Task goal – Repeat everything from the line containing "- station-dot: [252, 321, 256, 324]" down to the line containing "- legend-class-1: ≤ 80: [491, 99, 523, 110]", including both of those lines.

■ ■ ■ ■

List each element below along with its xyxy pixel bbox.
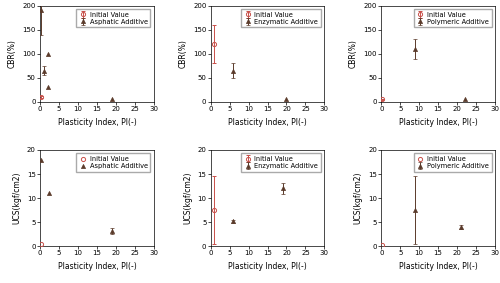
Y-axis label: CBR(%): CBR(%)	[349, 39, 358, 68]
X-axis label: Plasticity Index, PI(-): Plasticity Index, PI(-)	[399, 118, 477, 127]
Legend: Initial Value, Polymeric Additive: Initial Value, Polymeric Additive	[414, 153, 492, 172]
X-axis label: Plasticity Index, PI(-): Plasticity Index, PI(-)	[399, 262, 477, 271]
Legend: Initial Value, Polymeric Additive: Initial Value, Polymeric Additive	[414, 9, 492, 27]
Y-axis label: UCS(kgf/cm2): UCS(kgf/cm2)	[183, 172, 192, 224]
Legend: Initial Value, Asphatic Additive: Initial Value, Asphatic Additive	[76, 9, 150, 27]
Y-axis label: CBR(%): CBR(%)	[178, 39, 188, 68]
Y-axis label: CBR(%): CBR(%)	[8, 39, 17, 68]
Legend: Initial Value, Asphatic Additive: Initial Value, Asphatic Additive	[76, 153, 150, 172]
Y-axis label: UCS(kgf/cm2): UCS(kgf/cm2)	[12, 172, 22, 224]
Legend: Initial Value, Enzymatic Additive: Initial Value, Enzymatic Additive	[241, 153, 321, 172]
Y-axis label: UCS(kgf/cm2): UCS(kgf/cm2)	[354, 172, 362, 224]
X-axis label: Plasticity Index, PI(-): Plasticity Index, PI(-)	[58, 262, 136, 271]
X-axis label: Plasticity Index, PI(-): Plasticity Index, PI(-)	[58, 118, 136, 127]
X-axis label: Plasticity Index, PI(-): Plasticity Index, PI(-)	[228, 262, 307, 271]
X-axis label: Plasticity Index, PI(-): Plasticity Index, PI(-)	[228, 118, 307, 127]
Legend: Initial Value, Enzymatic Additive: Initial Value, Enzymatic Additive	[241, 9, 321, 27]
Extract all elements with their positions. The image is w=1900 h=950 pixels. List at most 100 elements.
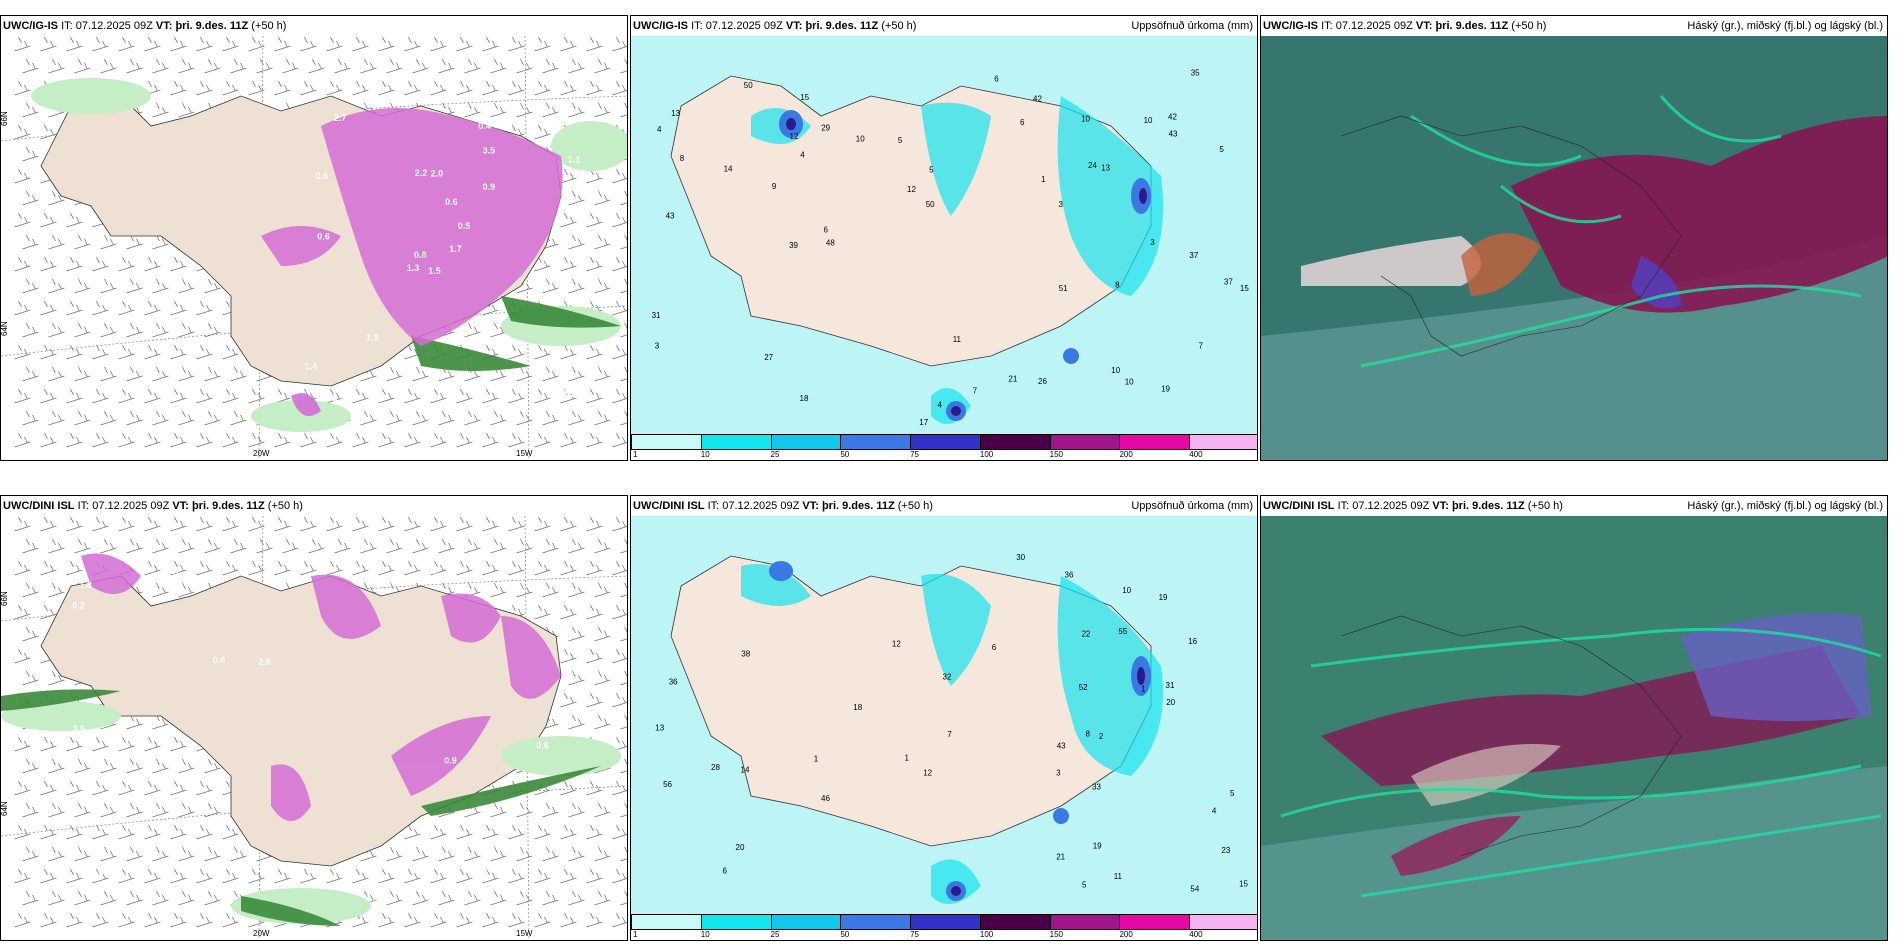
value-label: 14 bbox=[724, 165, 733, 174]
value-label: 2 bbox=[1099, 732, 1104, 741]
panel-title: UWC/DINI ISL IT: 07.12.2025 09Z VT: þri.… bbox=[1, 496, 627, 516]
wind-barb bbox=[222, 36, 239, 52]
value-label: 0.6 bbox=[316, 171, 329, 181]
wind-barb bbox=[534, 560, 551, 576]
wind-barb bbox=[560, 604, 577, 620]
wind-barb bbox=[464, 846, 481, 862]
wind-barb bbox=[586, 560, 603, 576]
wind-barb bbox=[594, 102, 611, 118]
wind-barb bbox=[144, 780, 161, 796]
value-label: 5 bbox=[1219, 145, 1224, 154]
wind-barb bbox=[118, 912, 135, 928]
wind-barb bbox=[92, 256, 109, 272]
panel-title: UWC/DINI ISL IT: 07.12.2025 09Z VT: þri.… bbox=[631, 496, 1257, 516]
wind-barb bbox=[508, 388, 525, 404]
wind-barb bbox=[14, 36, 31, 52]
wind-barb bbox=[144, 388, 161, 404]
value-label: 2.5 bbox=[551, 867, 564, 877]
colorbar-swatch bbox=[770, 914, 842, 930]
wind-barb bbox=[170, 868, 187, 884]
wind-barb bbox=[48, 234, 65, 250]
wind-barb bbox=[352, 560, 369, 576]
wind-barb bbox=[482, 36, 499, 52]
value-label: 2.0 bbox=[431, 169, 444, 179]
colorbar-label: 50 bbox=[840, 930, 850, 939]
wind-barb bbox=[620, 278, 627, 294]
colorbar-swatch bbox=[1049, 434, 1121, 450]
wind-barb bbox=[308, 538, 325, 554]
value-label: 1 bbox=[814, 754, 819, 763]
wind-barb bbox=[92, 912, 109, 928]
value-label: 6 bbox=[994, 74, 999, 83]
value-label: 7 bbox=[947, 730, 952, 739]
value-label: 5 bbox=[1082, 881, 1087, 890]
panel-top-left: UWC/IG-IS IT: 07.12.2025 09Z VT: þri. 9.… bbox=[0, 15, 628, 461]
wind-barb bbox=[586, 868, 603, 884]
value-label: 6 bbox=[723, 867, 728, 876]
value-label: 46 bbox=[821, 794, 830, 803]
wind-barb bbox=[74, 234, 91, 250]
wind-barb bbox=[490, 410, 507, 426]
value-label: 52 bbox=[1079, 683, 1088, 692]
wind-barb bbox=[542, 58, 559, 74]
wind-barb bbox=[482, 432, 499, 448]
wind-barb bbox=[612, 36, 627, 52]
wind-barb bbox=[568, 802, 585, 818]
wind-barb bbox=[378, 516, 395, 532]
wind-barb bbox=[22, 846, 39, 862]
value-label: 10 bbox=[1122, 586, 1131, 595]
wind-barb bbox=[542, 278, 559, 294]
wind-barb bbox=[516, 538, 533, 554]
wind-barb bbox=[404, 36, 421, 52]
value-label: 1 bbox=[905, 753, 910, 762]
wind-barb bbox=[144, 300, 161, 316]
wind-barb bbox=[170, 824, 187, 840]
wind-barb bbox=[66, 212, 83, 228]
wind-barb bbox=[560, 80, 577, 96]
wind-barb bbox=[126, 846, 143, 862]
wind-barb bbox=[568, 58, 585, 74]
value-label: 0.2 bbox=[72, 601, 85, 611]
wind-barb bbox=[178, 802, 195, 818]
wind-barb bbox=[222, 560, 239, 576]
wind-barb bbox=[560, 648, 577, 664]
wind-barb bbox=[490, 102, 507, 118]
wind-barb bbox=[48, 366, 65, 382]
wind-barb bbox=[568, 102, 585, 118]
wind-barb bbox=[586, 692, 603, 708]
wind-barb bbox=[144, 824, 161, 840]
value-label: 1.4 bbox=[305, 362, 318, 372]
wind-barb bbox=[620, 366, 627, 382]
wind-barb bbox=[412, 538, 429, 554]
wind-barb bbox=[482, 80, 499, 96]
wind-barb bbox=[534, 516, 551, 532]
wind-barb bbox=[196, 300, 213, 316]
wind-barb bbox=[508, 912, 525, 928]
wind-barb bbox=[222, 344, 239, 360]
wind-barb bbox=[568, 890, 585, 906]
wind-barb bbox=[118, 736, 135, 752]
wind-barb bbox=[66, 344, 83, 360]
wind-barb bbox=[118, 344, 135, 360]
wind-barb bbox=[430, 36, 447, 52]
wind-barb bbox=[412, 366, 429, 382]
value-label: 16 bbox=[1188, 637, 1197, 646]
wind-barb bbox=[568, 670, 585, 686]
wind-barb bbox=[516, 366, 533, 382]
value-label: 20 bbox=[736, 843, 745, 852]
wind-barb bbox=[300, 516, 317, 532]
wind-barb bbox=[178, 410, 195, 426]
wind-barb bbox=[22, 410, 39, 426]
wind-barb bbox=[230, 410, 247, 426]
wind-barb bbox=[352, 868, 369, 884]
wind-barb bbox=[586, 648, 603, 664]
wind-barb bbox=[48, 758, 65, 774]
wind-barb bbox=[386, 538, 403, 554]
wind-barb bbox=[560, 912, 577, 928]
wind-barb bbox=[560, 868, 577, 884]
wind-barb bbox=[586, 36, 603, 52]
wind-barb bbox=[586, 344, 603, 360]
wind-barb bbox=[66, 300, 83, 316]
wind-barb bbox=[412, 410, 429, 426]
wind-barb bbox=[560, 432, 577, 448]
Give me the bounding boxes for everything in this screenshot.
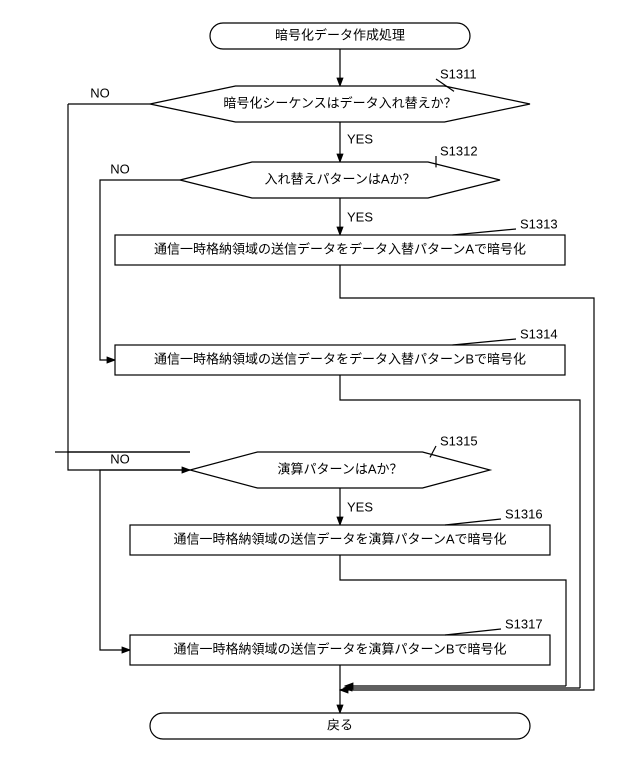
node-d1311: 暗号化シーケンスはデータ入れ替えか？: [150, 86, 530, 122]
node-p1313: 通信一時格納領域の送信データをデータ入替パターンAで暗号化: [115, 235, 565, 265]
node-label: 暗号化シーケンスはデータ入れ替えか？: [223, 95, 456, 110]
step-label: S1312: [440, 143, 478, 158]
step-label: S1317: [505, 616, 543, 631]
svg-text:YES: YES: [347, 131, 373, 146]
node-label: 演算パターンはAか？: [277, 461, 402, 476]
node-start: 暗号化データ作成処理: [210, 23, 470, 49]
node-label: 入れ替えパターンはAか？: [264, 171, 415, 186]
node-label: 戻る: [327, 717, 353, 732]
step-label: S1313: [520, 216, 558, 231]
node-d1315: 演算パターンはAか？: [190, 452, 490, 488]
step-label: S1315: [440, 433, 478, 448]
svg-text:NO: NO: [110, 161, 130, 176]
node-label: 通信一時格納領域の送信データをデータ入替パターンAで暗号化: [154, 241, 526, 256]
step-label: S1311: [440, 66, 477, 81]
svg-text:YES: YES: [347, 499, 373, 514]
node-p1317: 通信一時格納領域の送信データを演算パターンBで暗号化: [130, 635, 550, 665]
node-end: 戻る: [150, 713, 530, 739]
step-label: S1314: [520, 326, 558, 341]
node-label: 暗号化データ作成処理: [275, 27, 405, 42]
node-p1316: 通信一時格納領域の送信データを演算パターンAで暗号化: [130, 525, 550, 555]
node-label: 通信一時格納領域の送信データを演算パターンAで暗号化: [173, 531, 506, 546]
svg-text:NO: NO: [110, 451, 130, 466]
step-label: S1316: [505, 506, 543, 521]
node-p1314: 通信一時格納領域の送信データをデータ入替パターンBで暗号化: [115, 345, 565, 375]
svg-text:YES: YES: [347, 209, 373, 224]
node-label: 通信一時格納領域の送信データをデータ入替パターンBで暗号化: [154, 351, 526, 366]
node-label: 通信一時格納領域の送信データを演算パターンBで暗号化: [173, 641, 506, 656]
node-d1312: 入れ替えパターンはAか？: [180, 162, 500, 198]
svg-text:NO: NO: [90, 85, 110, 100]
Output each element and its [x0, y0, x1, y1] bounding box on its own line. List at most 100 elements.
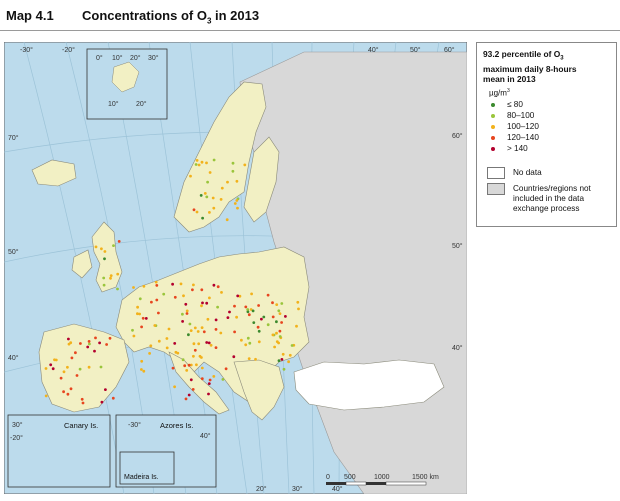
- station-dot: [252, 321, 256, 324]
- station-dot: [280, 302, 284, 305]
- canary-lat: 30°: [12, 421, 23, 429]
- lat-label-left: 40°: [8, 354, 19, 362]
- station-dot: [257, 340, 261, 344]
- station-dot: [214, 346, 218, 349]
- station-dot: [102, 276, 106, 280]
- station-dot: [246, 336, 250, 340]
- land-balkans: [233, 359, 285, 421]
- station-dot: [157, 311, 160, 315]
- station-dot: [165, 346, 169, 350]
- station-dot: [189, 174, 192, 178]
- station-dot: [70, 356, 74, 360]
- station-dot: [69, 387, 73, 391]
- station-dot: [212, 375, 216, 378]
- azores-lon: -30°: [128, 421, 141, 429]
- legend-class-1: ≤ 80: [491, 99, 523, 110]
- station-dot: [136, 312, 139, 316]
- station-dot: [102, 283, 106, 287]
- svalbard-label: 0°: [96, 54, 103, 62]
- station-dot: [193, 348, 197, 352]
- station-dot: [44, 367, 48, 370]
- station-dot: [192, 208, 196, 212]
- land-ireland: [71, 249, 93, 279]
- station-dot: [200, 288, 204, 292]
- station-dot: [278, 329, 282, 333]
- station-dot: [195, 159, 199, 162]
- station-dot: [212, 158, 216, 162]
- station-dot: [232, 355, 236, 359]
- station-dot: [198, 354, 202, 358]
- station-dot: [195, 210, 199, 214]
- station-dot: [295, 324, 298, 328]
- station-dot: [246, 308, 250, 311]
- station-dot: [165, 337, 169, 340]
- station-dot: [109, 274, 113, 277]
- station-dot: [206, 180, 210, 184]
- station-dot: [62, 390, 65, 394]
- station-dot: [219, 198, 223, 201]
- legend-excluded-label: Countries/regions not included in the da…: [513, 184, 613, 214]
- lon-label-top: 50°: [410, 46, 421, 54]
- canary-lon: -20°: [10, 434, 23, 442]
- station-dot: [150, 300, 153, 304]
- station-dot: [176, 351, 180, 355]
- station-dot: [81, 401, 85, 405]
- station-dot: [67, 337, 70, 341]
- station-dot: [184, 397, 188, 401]
- station-dot: [86, 345, 90, 349]
- station-dot: [155, 298, 159, 302]
- station-dot: [100, 247, 103, 251]
- station-dot: [202, 330, 206, 334]
- map-header: Map 4.1 Concentrations of O3 in 2013: [0, 0, 620, 31]
- station-dot: [216, 285, 220, 289]
- station-dot: [104, 388, 107, 391]
- land-svalbard: [111, 61, 140, 93]
- legend-title-sub: 3: [560, 55, 564, 62]
- lat-label-right: 40°: [452, 344, 463, 352]
- station-dot: [206, 317, 210, 321]
- map-title: Concentrations of O3 in 2013: [82, 8, 259, 26]
- lon-label-bottom: 30°: [292, 485, 303, 493]
- station-dot: [153, 324, 157, 327]
- station-dot: [235, 315, 239, 319]
- station-dot: [221, 378, 225, 381]
- station-dot: [247, 313, 251, 317]
- station-dot: [280, 321, 283, 324]
- legend-class-label: > 140: [507, 144, 528, 153]
- station-dot: [194, 163, 198, 166]
- station-dot: [249, 308, 253, 311]
- station-dot: [149, 344, 153, 348]
- station-dot: [226, 180, 229, 184]
- header-rule: [0, 30, 620, 31]
- azores-label: Azores Is.: [160, 421, 193, 430]
- legend-title-line1: 93.2 percentile of O: [483, 49, 561, 59]
- station-dot: [142, 284, 146, 288]
- station-dot: [162, 292, 166, 296]
- station-dot: [200, 160, 204, 164]
- station-dot: [290, 344, 294, 347]
- station-dot: [167, 327, 171, 331]
- station-dot: [132, 334, 136, 338]
- svalbard-label: 10°: [112, 54, 123, 62]
- station-dot: [109, 276, 112, 280]
- station-dot: [220, 186, 224, 190]
- station-dot: [296, 300, 300, 304]
- station-dot: [271, 315, 275, 319]
- lat-label-left: 70°: [8, 134, 19, 142]
- station-dot: [138, 312, 142, 316]
- station-dot: [275, 331, 278, 335]
- station-dot: [66, 365, 69, 369]
- station-dot: [173, 385, 177, 389]
- lat-label-right: 50°: [452, 242, 463, 250]
- station-dot: [277, 359, 281, 362]
- station-dot: [233, 330, 237, 334]
- station-dot: [281, 352, 285, 356]
- legend-title-line2: maximum daily 8-hours: [483, 63, 577, 74]
- azores-lat: 40°: [200, 432, 211, 440]
- legend-class-4: 120–140: [491, 132, 539, 143]
- station-dot: [155, 284, 159, 287]
- station-dot: [200, 304, 203, 308]
- madeira-inset: [119, 451, 175, 485]
- station-dot: [220, 291, 223, 294]
- lon-label-top: -20°: [62, 46, 75, 54]
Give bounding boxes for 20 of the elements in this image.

■ ■ ■ ■

Result for this task –
- station-dot: [252, 321, 256, 324]
- station-dot: [280, 302, 284, 305]
- canary-lat: 30°: [12, 421, 23, 429]
- lat-label-left: 40°: [8, 354, 19, 362]
- station-dot: [257, 340, 261, 344]
- station-dot: [214, 346, 218, 349]
- station-dot: [102, 276, 106, 280]
- station-dot: [246, 336, 250, 340]
- land-balkans: [233, 359, 285, 421]
- station-dot: [157, 311, 160, 315]
- station-dot: [165, 346, 169, 350]
- station-dot: [189, 174, 192, 178]
- station-dot: [70, 356, 74, 360]
- station-dot: [69, 387, 73, 391]
- station-dot: [212, 375, 216, 378]
- azores-lon: -30°: [128, 421, 141, 429]
- legend-class-1: ≤ 80: [491, 99, 523, 110]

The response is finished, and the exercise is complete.